▽

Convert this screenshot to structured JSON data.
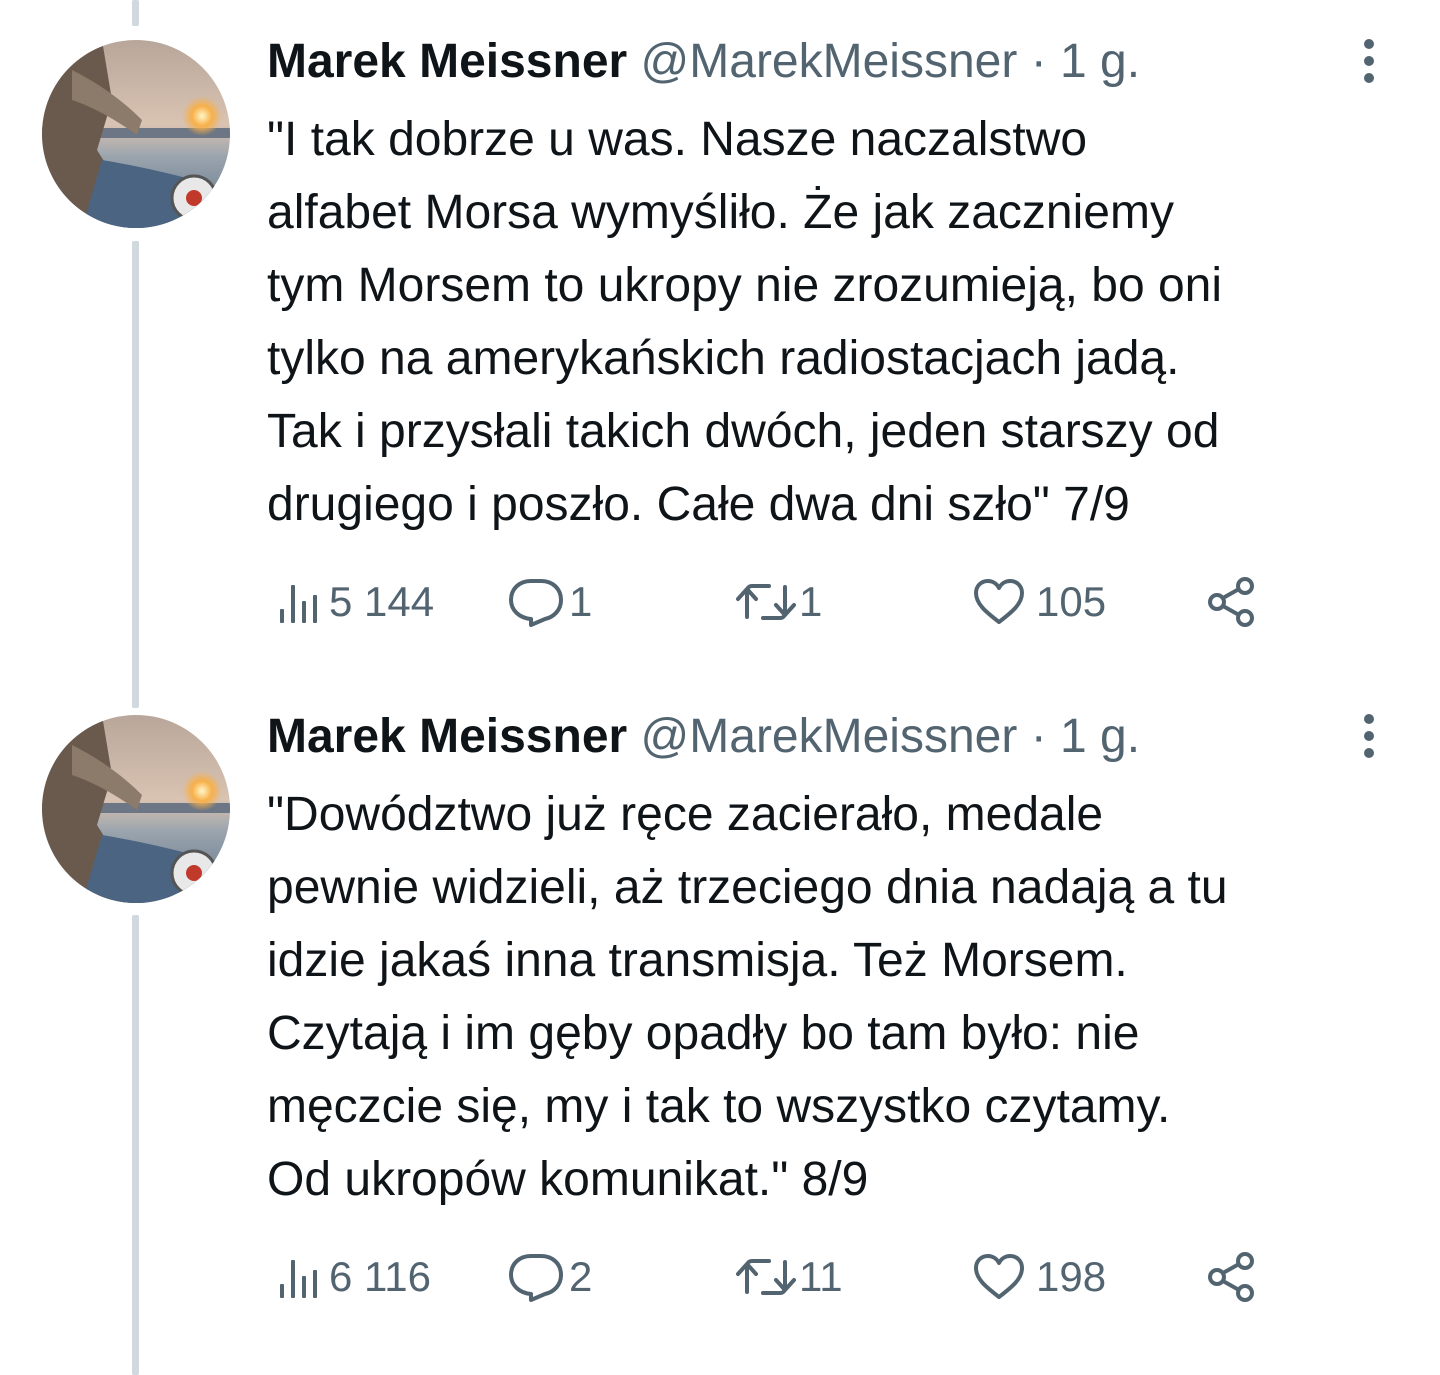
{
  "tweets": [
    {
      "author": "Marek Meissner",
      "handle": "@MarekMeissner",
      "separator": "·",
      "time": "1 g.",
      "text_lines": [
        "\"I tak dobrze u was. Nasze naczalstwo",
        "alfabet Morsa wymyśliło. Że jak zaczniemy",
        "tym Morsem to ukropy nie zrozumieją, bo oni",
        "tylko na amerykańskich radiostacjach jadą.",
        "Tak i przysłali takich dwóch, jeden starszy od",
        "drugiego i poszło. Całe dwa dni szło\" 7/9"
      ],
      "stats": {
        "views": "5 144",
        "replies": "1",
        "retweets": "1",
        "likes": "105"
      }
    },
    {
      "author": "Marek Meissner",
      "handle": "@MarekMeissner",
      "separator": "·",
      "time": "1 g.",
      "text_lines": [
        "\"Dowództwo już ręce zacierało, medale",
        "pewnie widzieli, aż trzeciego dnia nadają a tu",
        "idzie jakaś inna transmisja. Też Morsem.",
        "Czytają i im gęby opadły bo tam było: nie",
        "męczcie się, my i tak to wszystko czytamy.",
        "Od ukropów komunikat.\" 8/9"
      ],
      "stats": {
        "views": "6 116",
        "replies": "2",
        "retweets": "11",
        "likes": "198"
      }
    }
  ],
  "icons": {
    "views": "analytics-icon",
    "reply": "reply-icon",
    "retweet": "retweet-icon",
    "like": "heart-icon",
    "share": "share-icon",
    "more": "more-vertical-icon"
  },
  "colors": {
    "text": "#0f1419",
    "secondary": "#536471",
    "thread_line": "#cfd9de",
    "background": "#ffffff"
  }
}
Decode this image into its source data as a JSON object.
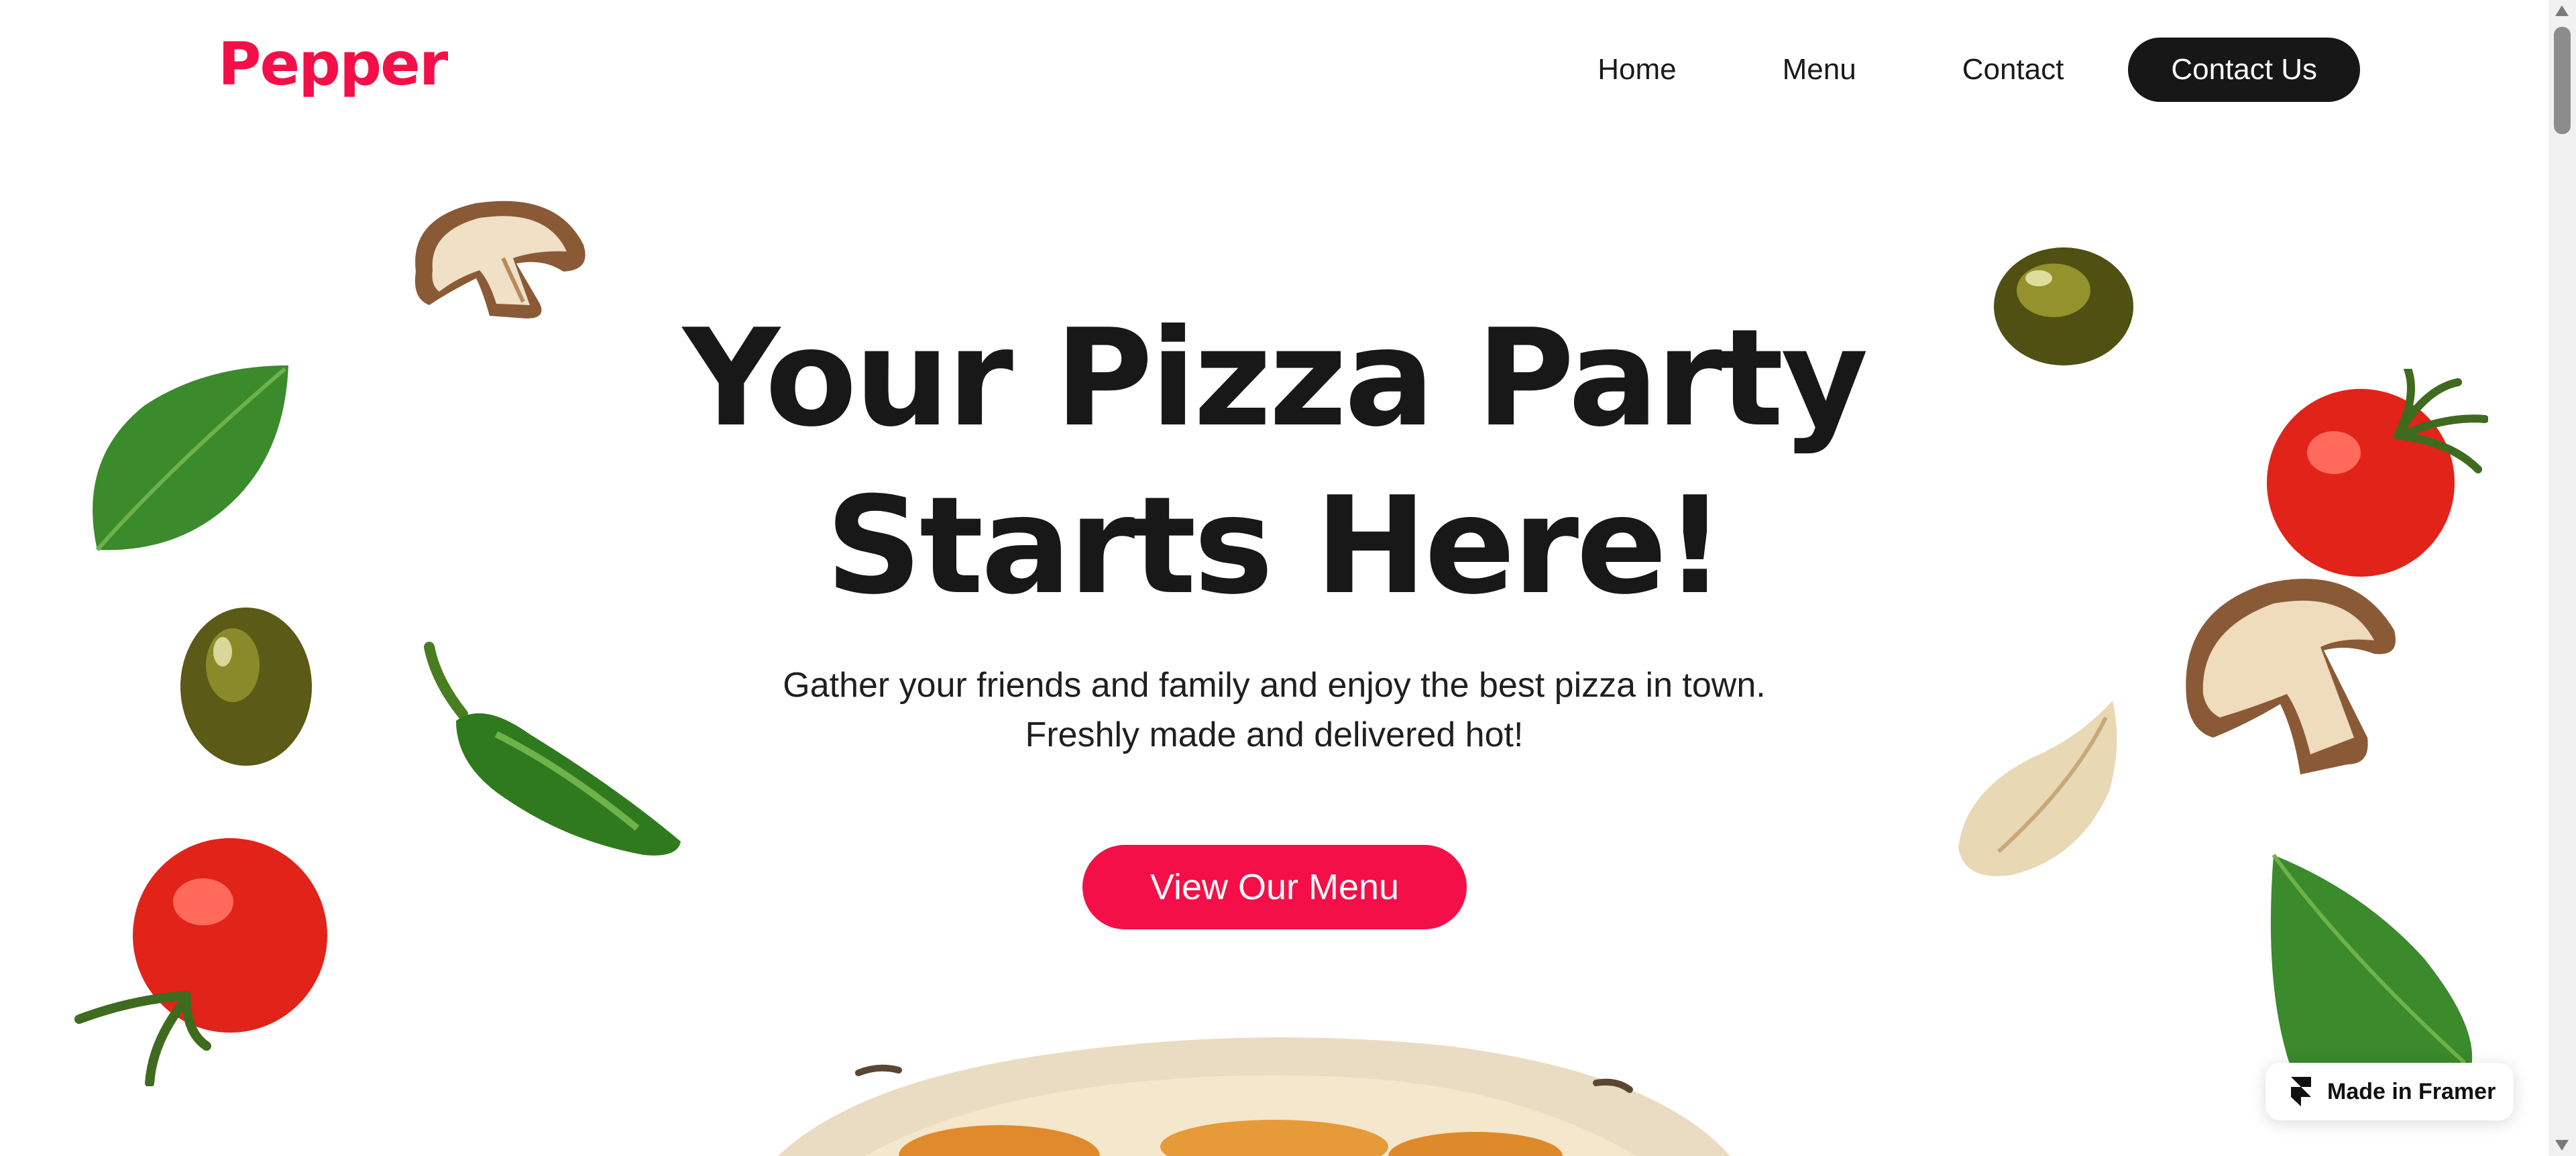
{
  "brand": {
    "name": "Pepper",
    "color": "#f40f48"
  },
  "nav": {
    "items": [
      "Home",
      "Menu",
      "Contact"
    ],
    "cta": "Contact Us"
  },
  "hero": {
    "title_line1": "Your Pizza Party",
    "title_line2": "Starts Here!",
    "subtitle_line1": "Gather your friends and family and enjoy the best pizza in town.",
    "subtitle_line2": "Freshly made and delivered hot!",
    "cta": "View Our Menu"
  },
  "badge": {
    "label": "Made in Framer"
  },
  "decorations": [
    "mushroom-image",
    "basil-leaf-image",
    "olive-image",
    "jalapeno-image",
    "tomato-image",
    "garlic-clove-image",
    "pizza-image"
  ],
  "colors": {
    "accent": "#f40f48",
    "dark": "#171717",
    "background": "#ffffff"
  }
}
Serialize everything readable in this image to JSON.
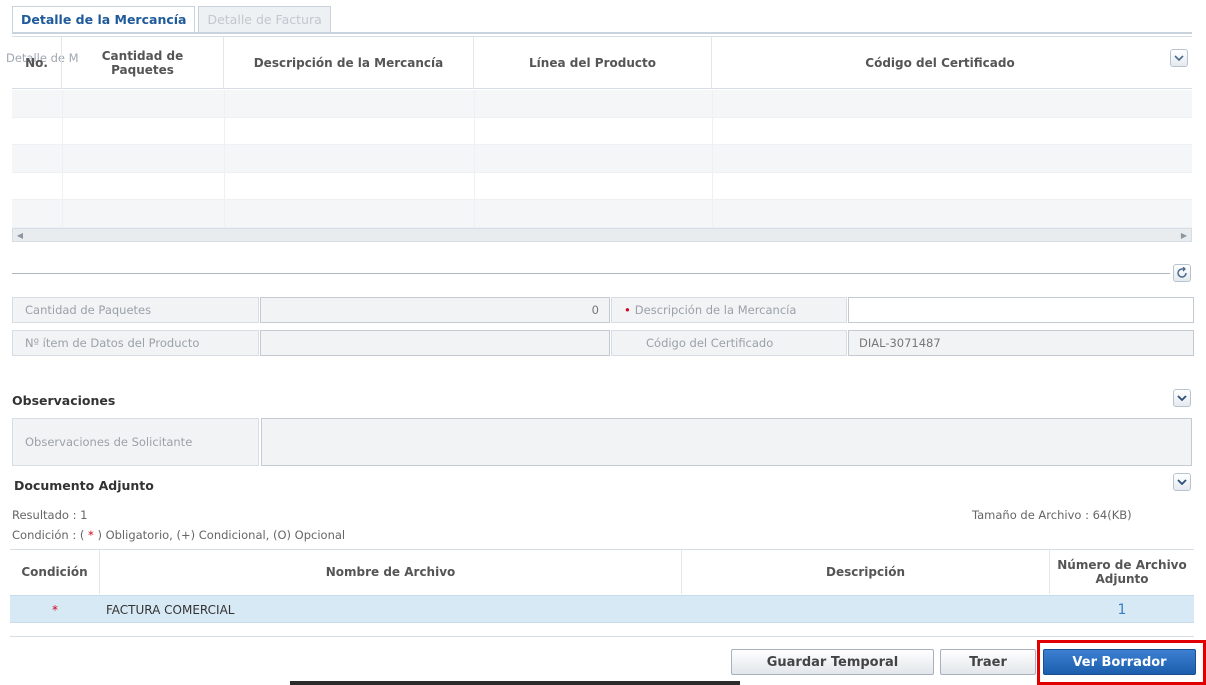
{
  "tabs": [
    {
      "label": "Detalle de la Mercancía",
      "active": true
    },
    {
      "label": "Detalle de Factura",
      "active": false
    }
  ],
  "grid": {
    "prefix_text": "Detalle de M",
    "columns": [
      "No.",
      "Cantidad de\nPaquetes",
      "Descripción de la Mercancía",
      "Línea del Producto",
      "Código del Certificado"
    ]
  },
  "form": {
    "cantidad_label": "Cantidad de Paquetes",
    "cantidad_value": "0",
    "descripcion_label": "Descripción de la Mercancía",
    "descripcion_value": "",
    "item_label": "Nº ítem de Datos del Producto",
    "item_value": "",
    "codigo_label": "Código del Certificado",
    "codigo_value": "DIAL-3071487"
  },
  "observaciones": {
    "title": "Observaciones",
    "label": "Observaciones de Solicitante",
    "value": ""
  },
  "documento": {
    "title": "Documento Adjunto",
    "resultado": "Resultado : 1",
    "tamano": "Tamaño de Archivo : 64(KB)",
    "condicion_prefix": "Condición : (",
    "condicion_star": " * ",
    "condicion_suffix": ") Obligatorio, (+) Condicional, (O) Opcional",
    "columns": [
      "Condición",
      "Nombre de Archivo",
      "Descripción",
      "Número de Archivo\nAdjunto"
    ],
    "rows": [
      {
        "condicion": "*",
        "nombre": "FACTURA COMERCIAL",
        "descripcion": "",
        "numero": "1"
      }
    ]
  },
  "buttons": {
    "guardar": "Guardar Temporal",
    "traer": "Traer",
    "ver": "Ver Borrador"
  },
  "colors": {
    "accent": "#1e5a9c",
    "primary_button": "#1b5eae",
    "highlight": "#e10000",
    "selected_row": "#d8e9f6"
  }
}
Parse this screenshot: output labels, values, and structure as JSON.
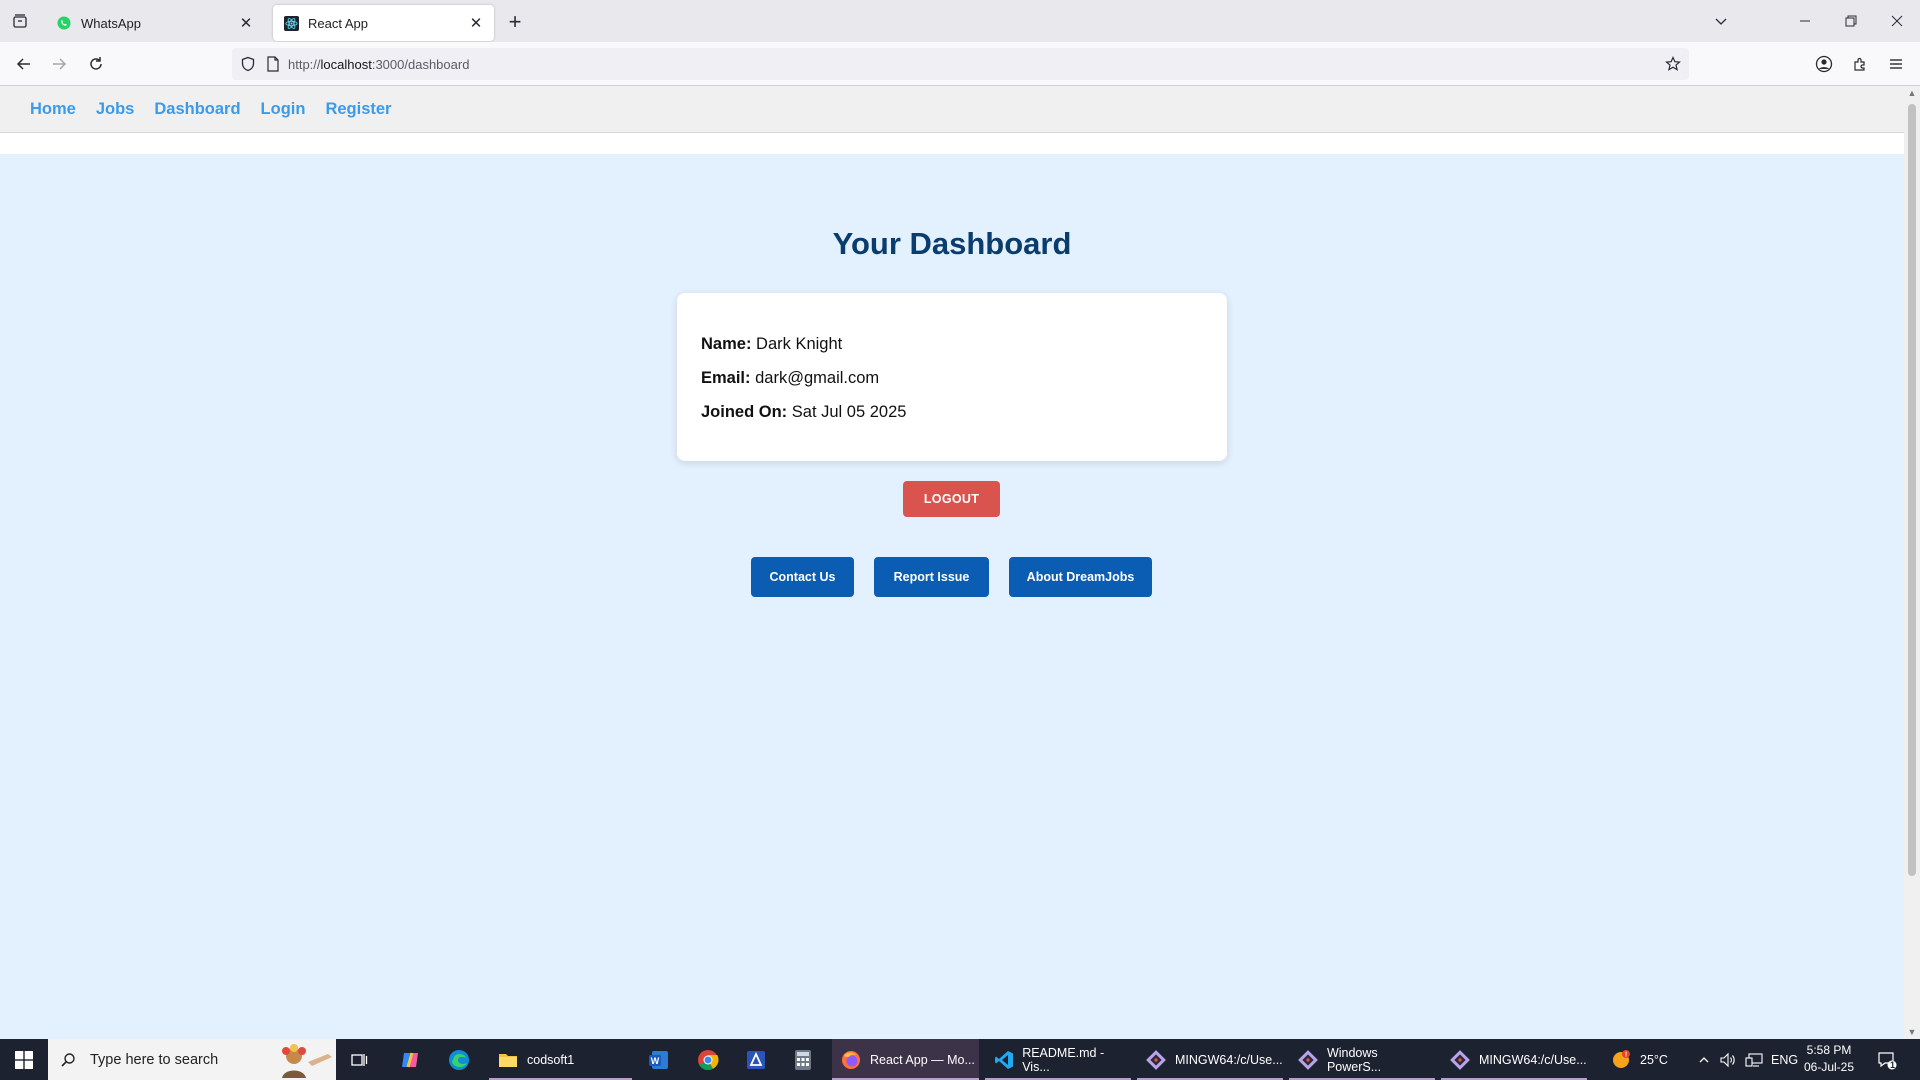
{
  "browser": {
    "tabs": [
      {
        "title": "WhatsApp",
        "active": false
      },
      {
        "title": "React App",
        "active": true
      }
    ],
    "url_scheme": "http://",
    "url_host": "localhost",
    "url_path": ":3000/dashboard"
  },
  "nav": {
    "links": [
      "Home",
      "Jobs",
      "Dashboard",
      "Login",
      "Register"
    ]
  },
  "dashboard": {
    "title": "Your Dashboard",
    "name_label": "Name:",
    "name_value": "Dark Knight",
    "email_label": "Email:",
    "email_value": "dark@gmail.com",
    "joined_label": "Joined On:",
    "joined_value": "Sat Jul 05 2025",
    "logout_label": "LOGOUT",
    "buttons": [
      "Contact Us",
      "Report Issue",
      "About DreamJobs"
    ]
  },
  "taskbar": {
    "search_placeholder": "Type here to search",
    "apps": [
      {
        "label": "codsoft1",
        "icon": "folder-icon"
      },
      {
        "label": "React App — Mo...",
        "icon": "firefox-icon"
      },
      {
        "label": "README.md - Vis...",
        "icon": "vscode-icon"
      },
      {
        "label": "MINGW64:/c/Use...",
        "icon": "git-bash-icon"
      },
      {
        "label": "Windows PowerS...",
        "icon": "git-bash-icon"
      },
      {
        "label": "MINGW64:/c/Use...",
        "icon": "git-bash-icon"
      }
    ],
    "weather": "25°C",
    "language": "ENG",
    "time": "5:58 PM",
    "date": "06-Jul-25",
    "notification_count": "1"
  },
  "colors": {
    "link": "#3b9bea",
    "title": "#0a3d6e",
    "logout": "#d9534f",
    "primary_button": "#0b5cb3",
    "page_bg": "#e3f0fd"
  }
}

△

WHAT THE TASK REQUIRES:
In the listing above, locate each line with "Detalle" and copy it.

WRITTEN SOLUTION:
      "label": "Detalle de la Mercancía",
      "label": "Detalle de Factura",
    "prefix_text": "Detalle de M",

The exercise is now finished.